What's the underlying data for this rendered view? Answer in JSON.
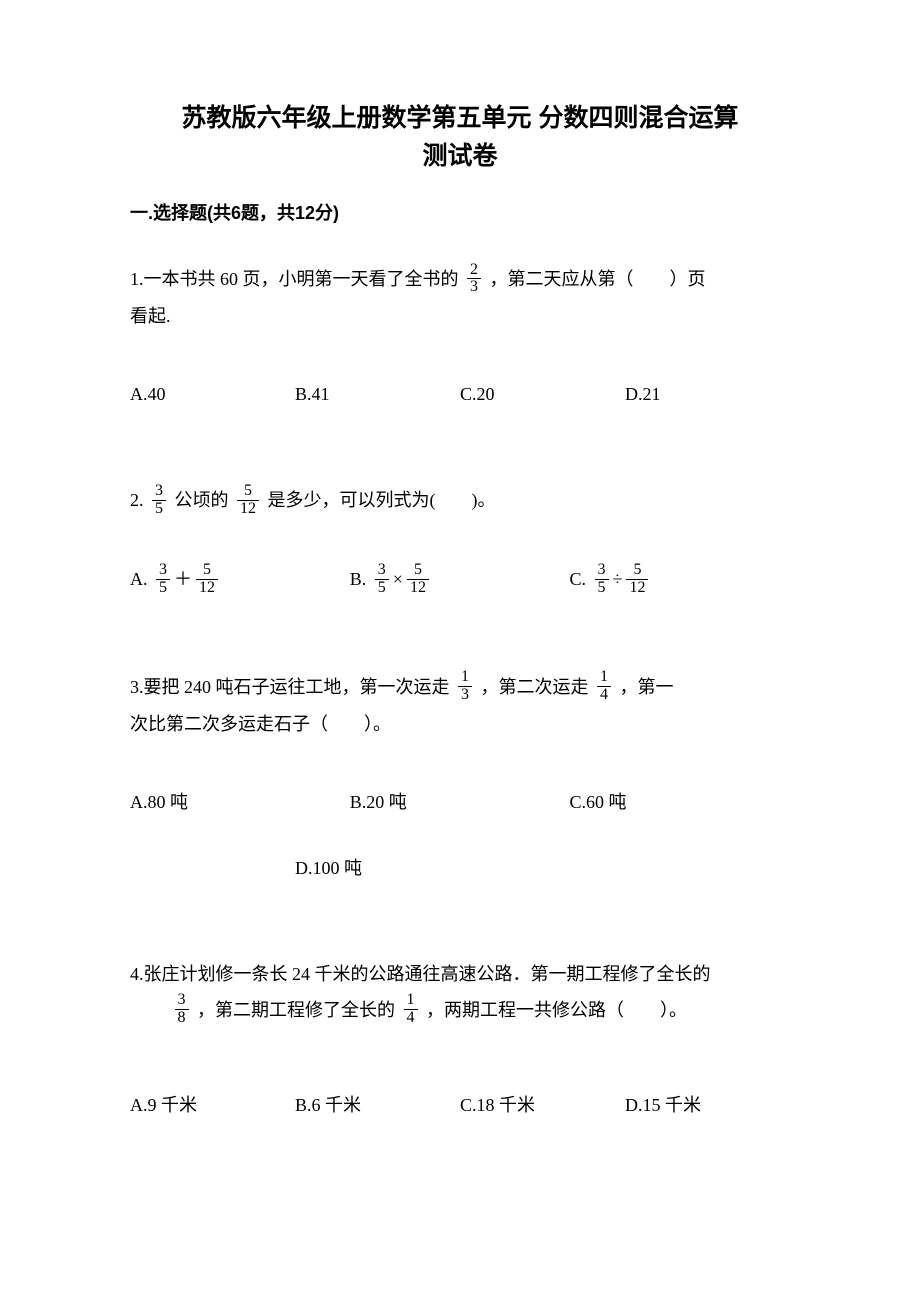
{
  "title_line1": "苏教版六年级上册数学第五单元 分数四则混合运算",
  "title_line2": "测试卷",
  "section1_header": "一.选择题(共6题，共12分)",
  "q1": {
    "text_a": "1.一本书共 60 页，小明第一天看了全书的",
    "frac": {
      "num": "2",
      "den": "3"
    },
    "text_b": "，第二天应从第（　　）页",
    "text_c": "看起.",
    "optA": "A.40",
    "optB": "B.41",
    "optC": "C.20",
    "optD": "D.21"
  },
  "q2": {
    "text_a": "2.",
    "frac1": {
      "num": "3",
      "den": "5"
    },
    "text_b": "公顷的",
    "frac2": {
      "num": "5",
      "den": "12"
    },
    "text_c": "是多少，可以列式为(　　)。",
    "optA_label": "A.",
    "optA_f1": {
      "num": "3",
      "den": "5"
    },
    "optA_op": "＋",
    "optA_f2": {
      "num": "5",
      "den": "12"
    },
    "optB_label": "B.",
    "optB_f1": {
      "num": "3",
      "den": "5"
    },
    "optB_op": "×",
    "optB_f2": {
      "num": "5",
      "den": "12"
    },
    "optC_label": "C.",
    "optC_f1": {
      "num": "3",
      "den": "5"
    },
    "optC_op": "÷",
    "optC_f2": {
      "num": "5",
      "den": "12"
    }
  },
  "q3": {
    "text_a": "3.要把 240 吨石子运往工地，第一次运走",
    "frac1": {
      "num": "1",
      "den": "3"
    },
    "text_b": "，第二次运走",
    "frac2": {
      "num": "1",
      "den": "4"
    },
    "text_c": "，第一",
    "text_d": "次比第二次多运走石子（　　）。",
    "optA": "A.80 吨",
    "optB": "B.20 吨",
    "optC": "C.60 吨",
    "optD": "D.100 吨"
  },
  "q4": {
    "text_a": "4.张庄计划修一条长 24 千米的公路通往高速公路．第一期工程修了全长的",
    "frac1": {
      "num": "3",
      "den": "8"
    },
    "text_b": "，第二期工程修了全长的",
    "frac2": {
      "num": "1",
      "den": "4"
    },
    "text_c": "，两期工程一共修公路（　　）。",
    "optA": "A.9 千米",
    "optB": "B.6 千米",
    "optC": "C.18 千米",
    "optD": "D.15 千米"
  }
}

++++++++++++++++++++

— Exercise task —
Every line of the data should be copied as it stands, without the images.

— Reply —
What's the underlying data for this rendered view? Answer in JSON.
{
  "title_line1": "苏教版六年级上册数学第五单元 分数四则混合运算",
  "title_line2": "测试卷",
  "section1_header": "一.选择题(共6题，共12分)",
  "q1": {
    "text_a": "1.一本书共 60 页，小明第一天看了全书的",
    "frac": {
      "num": "2",
      "den": "3"
    },
    "text_b": "，第二天应从第（　　）页",
    "text_c": "看起.",
    "optA": "A.40",
    "optB": "B.41",
    "optC": "C.20",
    "optD": "D.21"
  },
  "q2": {
    "text_a": "2.",
    "frac1": {
      "num": "3",
      "den": "5"
    },
    "text_b": "公顷的",
    "frac2": {
      "num": "5",
      "den": "12"
    },
    "text_c": "是多少，可以列式为(　　)。",
    "optA_label": "A.",
    "optA_f1": {
      "num": "3",
      "den": "5"
    },
    "optA_op": "＋",
    "optA_f2": {
      "num": "5",
      "den": "12"
    },
    "optB_label": "B.",
    "optB_f1": {
      "num": "3",
      "den": "5"
    },
    "optB_op": "×",
    "optB_f2": {
      "num": "5",
      "den": "12"
    },
    "optC_label": "C.",
    "optC_f1": {
      "num": "3",
      "den": "5"
    },
    "optC_op": "÷",
    "optC_f2": {
      "num": "5",
      "den": "12"
    }
  },
  "q3": {
    "text_a": "3.要把 240 吨石子运往工地，第一次运走",
    "frac1": {
      "num": "1",
      "den": "3"
    },
    "text_b": "，第二次运走",
    "frac2": {
      "num": "1",
      "den": "4"
    },
    "text_c": "，第一",
    "text_d": "次比第二次多运走石子（　　）。",
    "optA": "A.80 吨",
    "optB": "B.20 吨",
    "optC": "C.60 吨",
    "optD": "D.100 吨"
  },
  "q4": {
    "text_a": "4.张庄计划修一条长 24 千米的公路通往高速公路．第一期工程修了全长的",
    "frac1": {
      "num": "3",
      "den": "8"
    },
    "text_b": "，第二期工程修了全长的",
    "frac2": {
      "num": "1",
      "den": "4"
    },
    "text_c": "，两期工程一共修公路（　　）。",
    "optA": "A.9 千米",
    "optB": "B.6 千米",
    "optC": "C.18 千米",
    "optD": "D.15 千米"
  }
}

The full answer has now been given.